* begin *

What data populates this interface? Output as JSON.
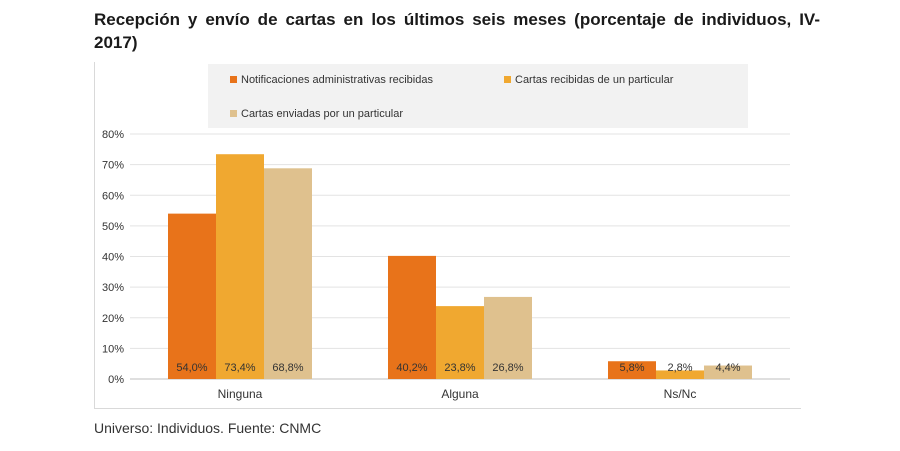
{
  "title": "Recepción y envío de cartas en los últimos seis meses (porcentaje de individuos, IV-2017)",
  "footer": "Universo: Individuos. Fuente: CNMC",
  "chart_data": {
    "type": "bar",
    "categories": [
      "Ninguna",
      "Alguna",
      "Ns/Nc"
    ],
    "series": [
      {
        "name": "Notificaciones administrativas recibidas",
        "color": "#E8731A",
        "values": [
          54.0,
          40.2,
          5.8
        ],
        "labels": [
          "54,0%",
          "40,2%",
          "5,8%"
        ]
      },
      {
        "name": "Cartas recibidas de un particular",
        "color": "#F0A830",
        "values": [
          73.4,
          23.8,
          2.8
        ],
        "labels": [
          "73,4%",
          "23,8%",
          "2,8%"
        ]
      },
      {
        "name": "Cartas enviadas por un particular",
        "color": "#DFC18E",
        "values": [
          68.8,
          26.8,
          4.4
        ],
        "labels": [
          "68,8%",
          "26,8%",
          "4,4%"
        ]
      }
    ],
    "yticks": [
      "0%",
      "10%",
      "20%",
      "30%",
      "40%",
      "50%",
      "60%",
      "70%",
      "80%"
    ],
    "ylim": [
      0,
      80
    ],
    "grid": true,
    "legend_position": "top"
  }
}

* end *
* begin *

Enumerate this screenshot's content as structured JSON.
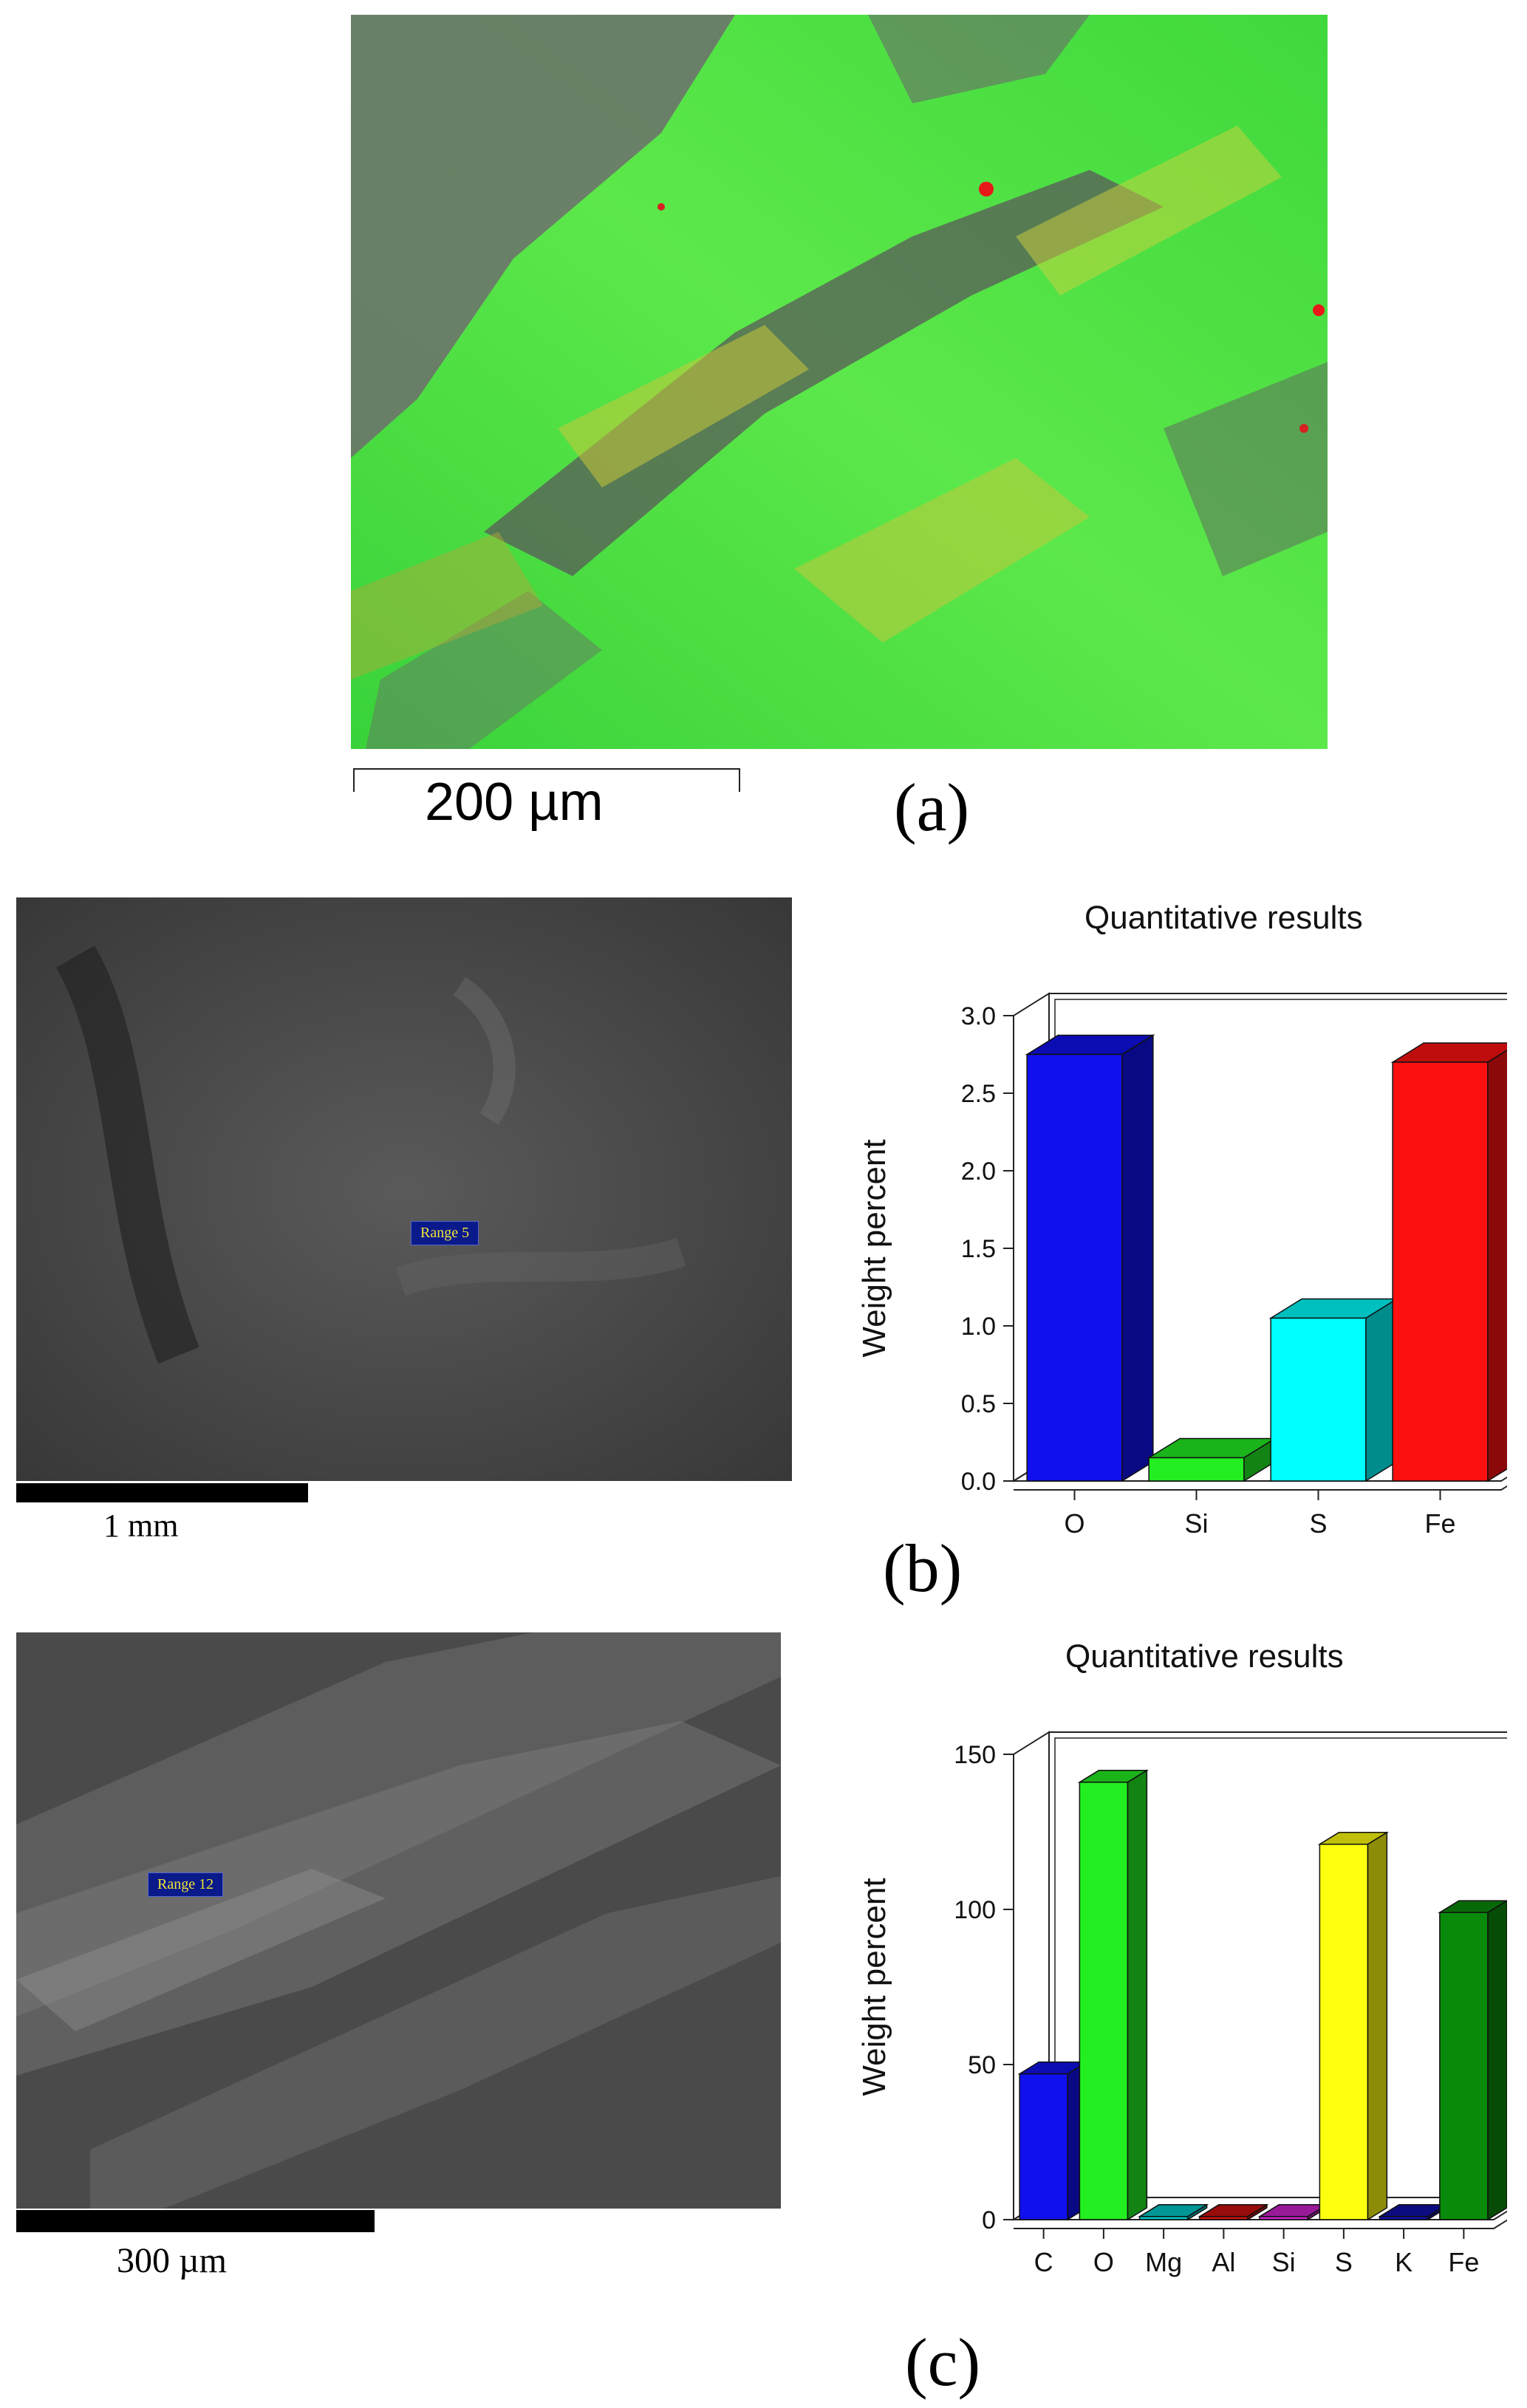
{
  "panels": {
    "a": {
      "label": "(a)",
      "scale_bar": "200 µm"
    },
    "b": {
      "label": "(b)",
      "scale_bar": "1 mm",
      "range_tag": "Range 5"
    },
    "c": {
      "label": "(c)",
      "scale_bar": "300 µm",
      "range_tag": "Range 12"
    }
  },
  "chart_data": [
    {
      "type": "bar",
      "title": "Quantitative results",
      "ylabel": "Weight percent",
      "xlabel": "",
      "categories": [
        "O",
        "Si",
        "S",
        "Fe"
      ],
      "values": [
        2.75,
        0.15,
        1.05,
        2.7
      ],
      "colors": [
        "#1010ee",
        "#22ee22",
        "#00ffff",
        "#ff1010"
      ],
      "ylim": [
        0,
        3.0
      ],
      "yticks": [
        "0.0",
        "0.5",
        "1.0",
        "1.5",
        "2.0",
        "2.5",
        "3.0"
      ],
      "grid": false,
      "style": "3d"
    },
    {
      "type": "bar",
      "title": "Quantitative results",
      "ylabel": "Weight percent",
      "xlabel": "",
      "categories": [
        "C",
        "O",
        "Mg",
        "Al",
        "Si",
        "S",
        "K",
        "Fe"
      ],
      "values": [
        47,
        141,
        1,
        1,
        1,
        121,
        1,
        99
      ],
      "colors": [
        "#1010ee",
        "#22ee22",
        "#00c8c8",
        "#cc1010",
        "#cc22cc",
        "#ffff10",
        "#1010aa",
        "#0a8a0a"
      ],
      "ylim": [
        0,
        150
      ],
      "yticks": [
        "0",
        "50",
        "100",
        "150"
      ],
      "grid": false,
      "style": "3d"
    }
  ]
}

* end *

Locate each line with the word "JSON" and copy it.

> _TASK RESPONSE_:
What data populates this interface? Output as JSON.
Enumerate this screenshot's content as structured JSON.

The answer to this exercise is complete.